Data entries:
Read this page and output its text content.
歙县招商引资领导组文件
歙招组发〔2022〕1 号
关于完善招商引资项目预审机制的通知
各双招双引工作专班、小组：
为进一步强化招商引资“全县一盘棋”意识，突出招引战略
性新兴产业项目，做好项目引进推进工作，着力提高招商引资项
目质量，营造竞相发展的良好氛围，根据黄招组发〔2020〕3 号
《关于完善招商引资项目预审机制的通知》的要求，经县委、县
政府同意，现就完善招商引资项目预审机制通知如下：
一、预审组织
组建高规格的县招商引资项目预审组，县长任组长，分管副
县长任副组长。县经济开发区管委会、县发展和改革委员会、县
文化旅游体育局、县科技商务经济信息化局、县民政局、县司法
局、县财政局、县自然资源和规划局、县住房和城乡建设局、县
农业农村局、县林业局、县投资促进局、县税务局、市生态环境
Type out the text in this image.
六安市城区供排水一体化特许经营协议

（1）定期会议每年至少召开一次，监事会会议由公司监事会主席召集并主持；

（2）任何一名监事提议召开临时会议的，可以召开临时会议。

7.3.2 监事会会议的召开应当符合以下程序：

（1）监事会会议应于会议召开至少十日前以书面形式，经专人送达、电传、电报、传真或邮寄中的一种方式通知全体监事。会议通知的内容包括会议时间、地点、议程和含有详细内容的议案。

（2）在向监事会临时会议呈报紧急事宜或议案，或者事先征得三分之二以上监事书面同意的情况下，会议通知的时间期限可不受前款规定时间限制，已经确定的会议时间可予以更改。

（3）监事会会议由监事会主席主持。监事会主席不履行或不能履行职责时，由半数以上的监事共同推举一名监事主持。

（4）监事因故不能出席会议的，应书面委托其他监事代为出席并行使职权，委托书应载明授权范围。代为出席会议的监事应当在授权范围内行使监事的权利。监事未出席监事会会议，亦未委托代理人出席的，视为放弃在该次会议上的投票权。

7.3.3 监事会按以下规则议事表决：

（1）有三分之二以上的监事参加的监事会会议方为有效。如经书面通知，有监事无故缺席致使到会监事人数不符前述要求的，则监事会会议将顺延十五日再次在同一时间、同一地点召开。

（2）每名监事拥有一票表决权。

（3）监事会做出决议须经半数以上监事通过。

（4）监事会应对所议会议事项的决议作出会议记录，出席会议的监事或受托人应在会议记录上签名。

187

---

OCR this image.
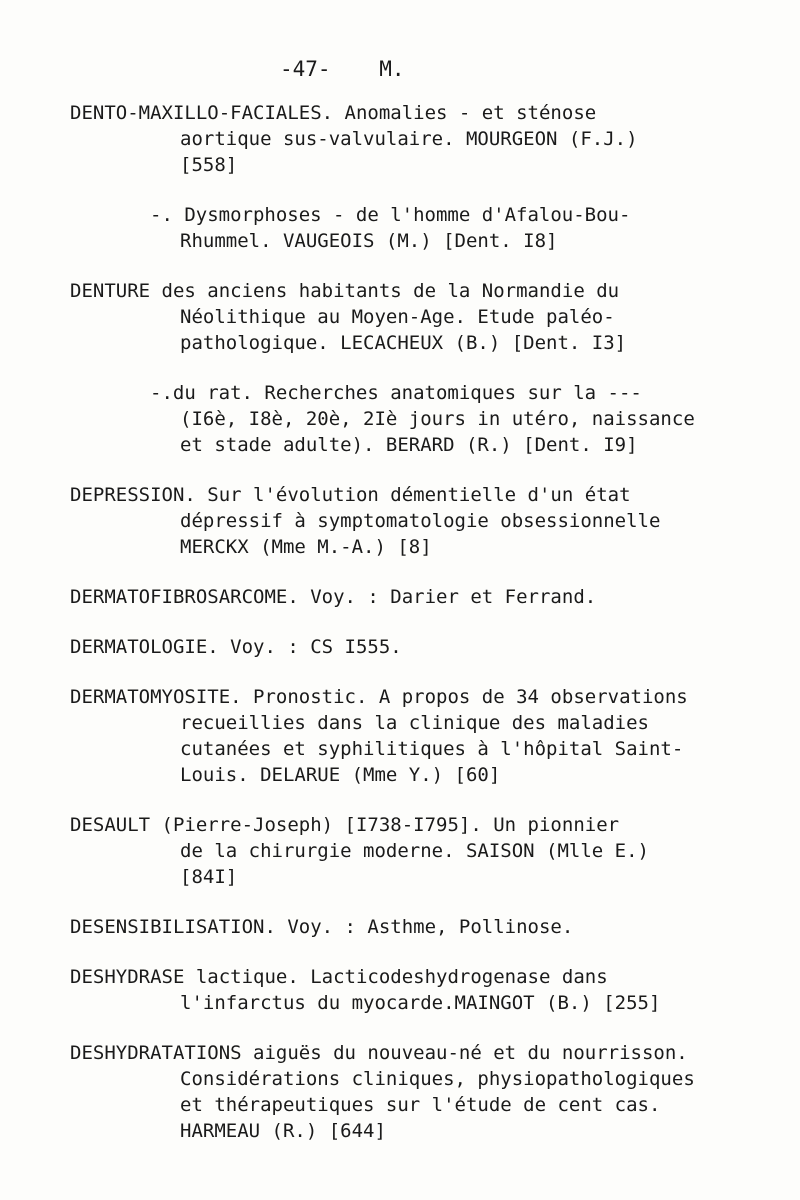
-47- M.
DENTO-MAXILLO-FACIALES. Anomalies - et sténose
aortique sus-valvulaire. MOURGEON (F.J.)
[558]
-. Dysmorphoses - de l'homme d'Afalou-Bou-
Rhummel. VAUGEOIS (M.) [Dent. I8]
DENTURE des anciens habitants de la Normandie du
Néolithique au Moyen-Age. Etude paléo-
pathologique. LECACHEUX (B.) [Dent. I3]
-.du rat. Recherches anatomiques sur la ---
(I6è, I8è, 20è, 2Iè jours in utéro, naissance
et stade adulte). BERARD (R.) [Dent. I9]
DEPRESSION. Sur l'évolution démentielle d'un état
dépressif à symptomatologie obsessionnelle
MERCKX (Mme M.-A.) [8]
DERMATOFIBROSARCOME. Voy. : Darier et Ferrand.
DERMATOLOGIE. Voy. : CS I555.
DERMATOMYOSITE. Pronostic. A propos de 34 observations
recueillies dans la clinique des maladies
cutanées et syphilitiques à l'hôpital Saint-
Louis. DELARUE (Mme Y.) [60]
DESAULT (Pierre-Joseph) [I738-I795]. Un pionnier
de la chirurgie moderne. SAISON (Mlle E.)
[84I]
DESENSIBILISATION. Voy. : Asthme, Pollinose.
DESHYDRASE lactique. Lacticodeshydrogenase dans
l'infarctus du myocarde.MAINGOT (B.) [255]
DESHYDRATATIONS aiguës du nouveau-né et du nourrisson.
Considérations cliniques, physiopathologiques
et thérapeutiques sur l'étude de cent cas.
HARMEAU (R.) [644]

### Required work
Show every line that contains the word "dans".

### Answer to this problem
recueillies dans la clinique des maladies
DESHYDRASE lactique. Lacticodeshydrogenase dans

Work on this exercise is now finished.